→ **Stored data**
'''

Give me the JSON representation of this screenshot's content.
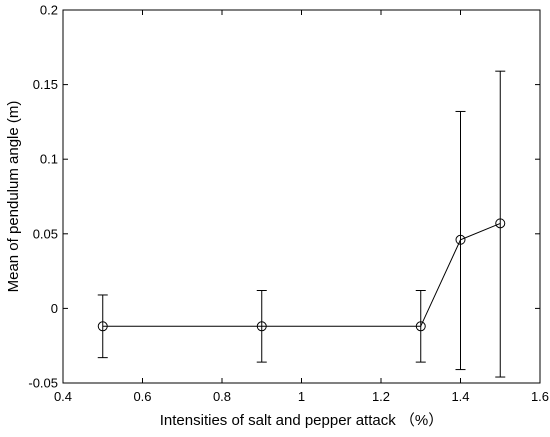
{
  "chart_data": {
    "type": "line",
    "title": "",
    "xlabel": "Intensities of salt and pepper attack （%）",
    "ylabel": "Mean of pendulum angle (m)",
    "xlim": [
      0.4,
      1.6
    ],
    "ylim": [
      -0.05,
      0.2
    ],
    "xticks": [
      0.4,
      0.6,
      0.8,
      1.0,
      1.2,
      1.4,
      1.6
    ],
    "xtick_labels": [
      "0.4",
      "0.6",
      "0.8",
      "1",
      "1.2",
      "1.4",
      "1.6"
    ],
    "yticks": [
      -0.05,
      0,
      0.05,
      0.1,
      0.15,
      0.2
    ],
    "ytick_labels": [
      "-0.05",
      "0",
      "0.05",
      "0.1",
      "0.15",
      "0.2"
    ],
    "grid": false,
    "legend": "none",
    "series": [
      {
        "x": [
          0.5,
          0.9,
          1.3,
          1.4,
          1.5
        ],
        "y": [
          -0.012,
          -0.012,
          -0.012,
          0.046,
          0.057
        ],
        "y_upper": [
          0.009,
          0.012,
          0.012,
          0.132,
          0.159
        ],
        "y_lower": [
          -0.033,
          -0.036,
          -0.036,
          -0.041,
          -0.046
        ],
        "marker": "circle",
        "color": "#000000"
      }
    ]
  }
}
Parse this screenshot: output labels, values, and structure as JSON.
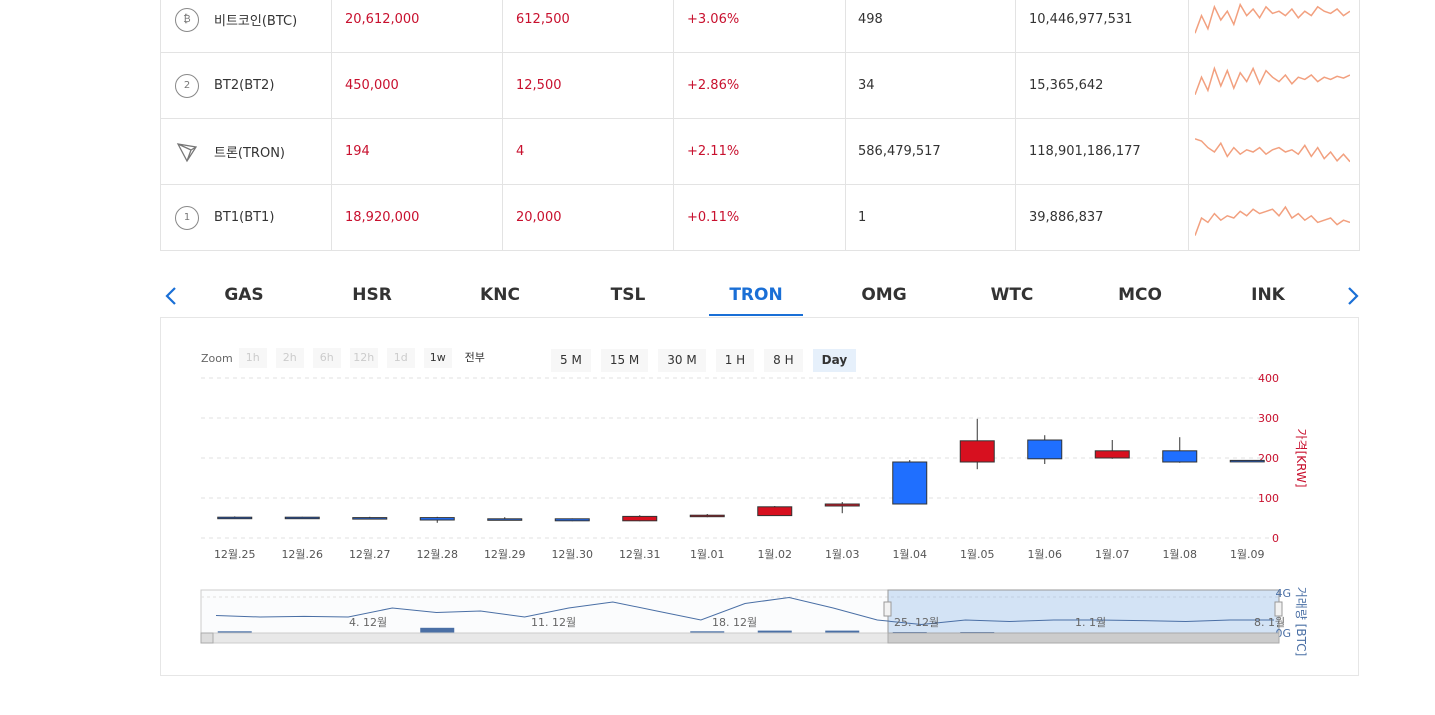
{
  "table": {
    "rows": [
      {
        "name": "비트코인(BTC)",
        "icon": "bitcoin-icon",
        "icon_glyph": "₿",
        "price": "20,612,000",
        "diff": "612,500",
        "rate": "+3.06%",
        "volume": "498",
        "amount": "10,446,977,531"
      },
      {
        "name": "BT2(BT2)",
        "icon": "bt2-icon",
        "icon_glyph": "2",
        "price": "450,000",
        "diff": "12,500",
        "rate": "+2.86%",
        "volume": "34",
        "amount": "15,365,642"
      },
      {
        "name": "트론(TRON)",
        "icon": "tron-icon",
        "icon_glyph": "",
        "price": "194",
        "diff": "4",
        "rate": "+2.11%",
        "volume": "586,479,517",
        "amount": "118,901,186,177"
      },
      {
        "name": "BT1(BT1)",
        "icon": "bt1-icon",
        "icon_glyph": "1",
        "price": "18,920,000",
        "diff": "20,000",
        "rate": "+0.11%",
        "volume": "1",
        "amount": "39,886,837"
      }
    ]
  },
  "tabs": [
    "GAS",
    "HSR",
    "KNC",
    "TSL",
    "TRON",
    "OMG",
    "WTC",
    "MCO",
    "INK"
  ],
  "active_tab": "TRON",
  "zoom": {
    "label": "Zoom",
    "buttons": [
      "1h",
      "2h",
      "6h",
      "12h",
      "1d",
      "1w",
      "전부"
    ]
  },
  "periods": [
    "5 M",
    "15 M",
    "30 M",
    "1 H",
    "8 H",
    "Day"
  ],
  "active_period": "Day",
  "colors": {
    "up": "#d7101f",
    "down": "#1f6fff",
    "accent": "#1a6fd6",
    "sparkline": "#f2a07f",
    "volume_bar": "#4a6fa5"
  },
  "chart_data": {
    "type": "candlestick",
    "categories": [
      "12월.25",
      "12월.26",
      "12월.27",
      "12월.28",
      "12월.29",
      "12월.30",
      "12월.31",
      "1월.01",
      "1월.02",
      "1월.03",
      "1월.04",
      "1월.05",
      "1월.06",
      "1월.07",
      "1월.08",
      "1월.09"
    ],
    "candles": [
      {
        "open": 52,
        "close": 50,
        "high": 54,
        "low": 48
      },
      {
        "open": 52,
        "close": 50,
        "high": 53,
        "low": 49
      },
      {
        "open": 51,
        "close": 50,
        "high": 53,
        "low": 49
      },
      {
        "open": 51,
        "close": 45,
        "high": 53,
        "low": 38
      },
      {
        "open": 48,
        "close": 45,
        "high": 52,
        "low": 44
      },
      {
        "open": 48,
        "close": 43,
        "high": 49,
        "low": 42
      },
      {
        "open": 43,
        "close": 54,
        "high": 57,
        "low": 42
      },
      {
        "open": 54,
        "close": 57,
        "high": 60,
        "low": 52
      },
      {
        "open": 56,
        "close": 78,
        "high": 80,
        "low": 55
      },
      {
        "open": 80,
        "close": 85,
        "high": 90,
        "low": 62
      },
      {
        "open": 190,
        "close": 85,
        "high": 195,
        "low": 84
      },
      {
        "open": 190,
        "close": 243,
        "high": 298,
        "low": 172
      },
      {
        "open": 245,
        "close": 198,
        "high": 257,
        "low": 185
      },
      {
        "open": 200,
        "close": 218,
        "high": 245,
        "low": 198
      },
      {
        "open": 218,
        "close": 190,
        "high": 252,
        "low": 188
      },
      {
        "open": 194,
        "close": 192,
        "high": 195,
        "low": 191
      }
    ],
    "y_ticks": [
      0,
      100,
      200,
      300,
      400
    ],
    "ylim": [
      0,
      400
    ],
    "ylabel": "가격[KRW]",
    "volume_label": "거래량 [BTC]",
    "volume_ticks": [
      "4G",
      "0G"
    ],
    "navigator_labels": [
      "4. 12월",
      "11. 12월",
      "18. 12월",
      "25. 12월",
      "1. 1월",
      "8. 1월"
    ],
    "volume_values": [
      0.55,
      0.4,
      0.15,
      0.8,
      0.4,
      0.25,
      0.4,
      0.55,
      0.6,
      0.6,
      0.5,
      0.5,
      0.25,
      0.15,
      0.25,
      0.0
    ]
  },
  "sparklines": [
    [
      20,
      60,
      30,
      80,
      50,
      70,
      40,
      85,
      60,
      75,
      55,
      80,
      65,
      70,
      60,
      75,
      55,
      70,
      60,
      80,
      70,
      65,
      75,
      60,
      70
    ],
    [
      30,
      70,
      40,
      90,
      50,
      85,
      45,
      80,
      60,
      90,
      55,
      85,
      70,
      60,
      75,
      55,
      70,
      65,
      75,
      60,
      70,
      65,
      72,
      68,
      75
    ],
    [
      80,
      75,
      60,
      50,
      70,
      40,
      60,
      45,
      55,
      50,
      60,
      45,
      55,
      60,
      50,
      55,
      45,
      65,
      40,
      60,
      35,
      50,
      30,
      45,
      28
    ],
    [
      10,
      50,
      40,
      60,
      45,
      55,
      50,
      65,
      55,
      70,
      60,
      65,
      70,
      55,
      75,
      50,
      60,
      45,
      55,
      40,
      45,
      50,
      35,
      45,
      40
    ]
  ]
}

'''

→ **Aim of the task**
Copy the records above exactly, omitting every picture.

→ **The answer**
Give me the JSON representation of this screenshot's content.
{
  "chart_data": {
    "type": "line",
    "title": "",
    "xlabel": "Intensities of salt and pepper attack （%）",
    "ylabel": "Mean of pendulum angle (m)",
    "xlim": [
      0.4,
      1.6
    ],
    "ylim": [
      -0.05,
      0.2
    ],
    "xticks": [
      0.4,
      0.6,
      0.8,
      1.0,
      1.2,
      1.4,
      1.6
    ],
    "xtick_labels": [
      "0.4",
      "0.6",
      "0.8",
      "1",
      "1.2",
      "1.4",
      "1.6"
    ],
    "yticks": [
      -0.05,
      0,
      0.05,
      0.1,
      0.15,
      0.2
    ],
    "ytick_labels": [
      "-0.05",
      "0",
      "0.05",
      "0.1",
      "0.15",
      "0.2"
    ],
    "grid": false,
    "legend": "none",
    "series": [
      {
        "x": [
          0.5,
          0.9,
          1.3,
          1.4,
          1.5
        ],
        "y": [
          -0.012,
          -0.012,
          -0.012,
          0.046,
          0.057
        ],
        "y_upper": [
          0.009,
          0.012,
          0.012,
          0.132,
          0.159
        ],
        "y_lower": [
          -0.033,
          -0.036,
          -0.036,
          -0.041,
          -0.046
        ],
        "marker": "circle",
        "color": "#000000"
      }
    ]
  }
}
Parse this screenshot: output labels, values, and structure as JSON.
{
  "table": {
    "rows": [
      {
        "name": "비트코인(BTC)",
        "icon": "bitcoin-icon",
        "icon_glyph": "₿",
        "price": "20,612,000",
        "diff": "612,500",
        "rate": "+3.06%",
        "volume": "498",
        "amount": "10,446,977,531"
      },
      {
        "name": "BT2(BT2)",
        "icon": "bt2-icon",
        "icon_glyph": "2",
        "price": "450,000",
        "diff": "12,500",
        "rate": "+2.86%",
        "volume": "34",
        "amount": "15,365,642"
      },
      {
        "name": "트론(TRON)",
        "icon": "tron-icon",
        "icon_glyph": "",
        "price": "194",
        "diff": "4",
        "rate": "+2.11%",
        "volume": "586,479,517",
        "amount": "118,901,186,177"
      },
      {
        "name": "BT1(BT1)",
        "icon": "bt1-icon",
        "icon_glyph": "1",
        "price": "18,920,000",
        "diff": "20,000",
        "rate": "+0.11%",
        "volume": "1",
        "amount": "39,886,837"
      }
    ]
  },
  "tabs": [
    "GAS",
    "HSR",
    "KNC",
    "TSL",
    "TRON",
    "OMG",
    "WTC",
    "MCO",
    "INK"
  ],
  "active_tab": "TRON",
  "zoom": {
    "label": "Zoom",
    "buttons": [
      "1h",
      "2h",
      "6h",
      "12h",
      "1d",
      "1w",
      "전부"
    ]
  },
  "periods": [
    "5 M",
    "15 M",
    "30 M",
    "1 H",
    "8 H",
    "Day"
  ],
  "active_period": "Day",
  "colors": {
    "up": "#d7101f",
    "down": "#1f6fff",
    "accent": "#1a6fd6",
    "sparkline": "#f2a07f",
    "volume_bar": "#4a6fa5"
  },
  "chart_data": {
    "type": "candlestick",
    "categories": [
      "12월.25",
      "12월.26",
      "12월.27",
      "12월.28",
      "12월.29",
      "12월.30",
      "12월.31",
      "1월.01",
      "1월.02",
      "1월.03",
      "1월.04",
      "1월.05",
      "1월.06",
      "1월.07",
      "1월.08",
      "1월.09"
    ],
    "candles": [
      {
        "open": 52,
        "close": 50,
        "high": 54,
        "low": 48
      },
      {
        "open": 52,
        "close": 50,
        "high": 53,
        "low": 49
      },
      {
        "open": 51,
        "close": 50,
        "high": 53,
        "low": 49
      },
      {
        "open": 51,
        "close": 45,
        "high": 53,
        "low": 38
      },
      {
        "open": 48,
        "close": 45,
        "high": 52,
        "low": 44
      },
      {
        "open": 48,
        "close": 43,
        "high": 49,
        "low": 42
      },
      {
        "open": 43,
        "close": 54,
        "high": 57,
        "low": 42
      },
      {
        "open": 54,
        "close": 57,
        "high": 60,
        "low": 52
      },
      {
        "open": 56,
        "close": 78,
        "high": 80,
        "low": 55
      },
      {
        "open": 80,
        "close": 85,
        "high": 90,
        "low": 62
      },
      {
        "open": 190,
        "close": 85,
        "high": 195,
        "low": 84
      },
      {
        "open": 190,
        "close": 243,
        "high": 298,
        "low": 172
      },
      {
        "open": 245,
        "close": 198,
        "high": 257,
        "low": 185
      },
      {
        "open": 200,
        "close": 218,
        "high": 245,
        "low": 198
      },
      {
        "open": 218,
        "close": 190,
        "high": 252,
        "low": 188
      },
      {
        "open": 194,
        "close": 192,
        "high": 195,
        "low": 191
      }
    ],
    "y_ticks": [
      0,
      100,
      200,
      300,
      400
    ],
    "ylim": [
      0,
      400
    ],
    "ylabel": "가격[KRW]",
    "volume_label": "거래량 [BTC]",
    "volume_ticks": [
      "4G",
      "0G"
    ],
    "navigator_labels": [
      "4. 12월",
      "11. 12월",
      "18. 12월",
      "25. 12월",
      "1. 1월",
      "8. 1월"
    ],
    "volume_values": [
      0.55,
      0.4,
      0.15,
      0.8,
      0.4,
      0.25,
      0.4,
      0.55,
      0.6,
      0.6,
      0.5,
      0.5,
      0.25,
      0.15,
      0.25,
      0.0
    ]
  },
  "sparklines": [
    [
      20,
      60,
      30,
      80,
      50,
      70,
      40,
      85,
      60,
      75,
      55,
      80,
      65,
      70,
      60,
      75,
      55,
      70,
      60,
      80,
      70,
      65,
      75,
      60,
      70
    ],
    [
      30,
      70,
      40,
      90,
      50,
      85,
      45,
      80,
      60,
      90,
      55,
      85,
      70,
      60,
      75,
      55,
      70,
      65,
      75,
      60,
      70,
      65,
      72,
      68,
      75
    ],
    [
      80,
      75,
      60,
      50,
      70,
      40,
      60,
      45,
      55,
      50,
      60,
      45,
      55,
      60,
      50,
      55,
      45,
      65,
      40,
      60,
      35,
      50,
      30,
      45,
      28
    ],
    [
      10,
      50,
      40,
      60,
      45,
      55,
      50,
      65,
      55,
      70,
      60,
      65,
      70,
      55,
      75,
      50,
      60,
      45,
      55,
      40,
      45,
      50,
      35,
      45,
      40
    ]
  ]
}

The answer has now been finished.